Your task is to transcribe all of the data below exactly, omitting the images.
-- Begin Rows --
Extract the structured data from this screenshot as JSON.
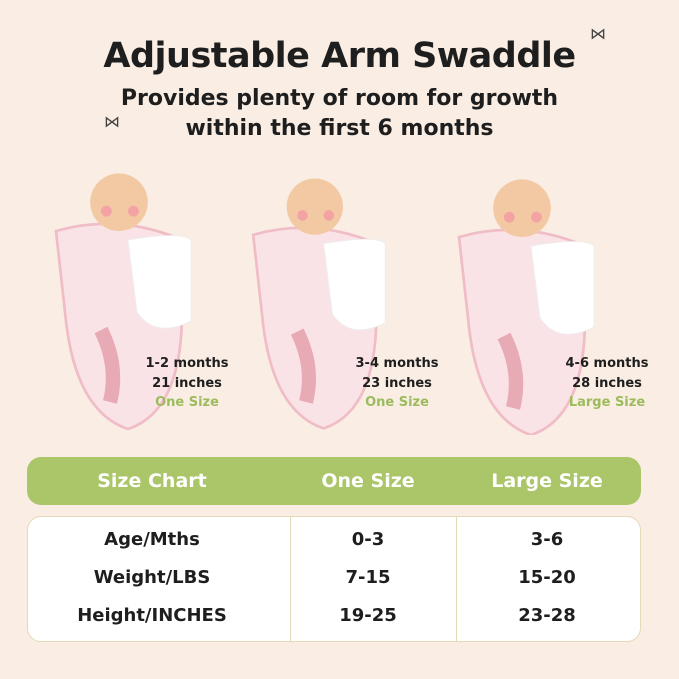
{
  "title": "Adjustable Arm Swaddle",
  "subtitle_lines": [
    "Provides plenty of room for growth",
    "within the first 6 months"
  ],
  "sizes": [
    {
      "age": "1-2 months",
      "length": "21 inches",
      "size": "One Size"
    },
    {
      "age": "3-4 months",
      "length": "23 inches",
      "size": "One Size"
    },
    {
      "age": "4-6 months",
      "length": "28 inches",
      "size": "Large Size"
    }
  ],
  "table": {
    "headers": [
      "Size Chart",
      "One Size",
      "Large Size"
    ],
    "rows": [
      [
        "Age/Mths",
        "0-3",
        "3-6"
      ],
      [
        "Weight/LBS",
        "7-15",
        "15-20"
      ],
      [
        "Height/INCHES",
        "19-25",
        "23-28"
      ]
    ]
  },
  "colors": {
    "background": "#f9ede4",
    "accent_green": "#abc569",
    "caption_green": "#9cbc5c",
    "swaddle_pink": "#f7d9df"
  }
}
-- End Rows --
Exercise answer:
Extract the structured data from this screenshot as JSON.
{
  "title": "Adjustable Arm Swaddle",
  "subtitle_lines": [
    "Provides plenty of room for growth",
    "within the first 6 months"
  ],
  "sizes": [
    {
      "age": "1-2 months",
      "length": "21 inches",
      "size": "One Size"
    },
    {
      "age": "3-4 months",
      "length": "23 inches",
      "size": "One Size"
    },
    {
      "age": "4-6 months",
      "length": "28 inches",
      "size": "Large Size"
    }
  ],
  "table": {
    "headers": [
      "Size Chart",
      "One Size",
      "Large Size"
    ],
    "rows": [
      [
        "Age/Mths",
        "0-3",
        "3-6"
      ],
      [
        "Weight/LBS",
        "7-15",
        "15-20"
      ],
      [
        "Height/INCHES",
        "19-25",
        "23-28"
      ]
    ]
  },
  "colors": {
    "background": "#f9ede4",
    "accent_green": "#abc569",
    "caption_green": "#9cbc5c",
    "swaddle_pink": "#f7d9df"
  }
}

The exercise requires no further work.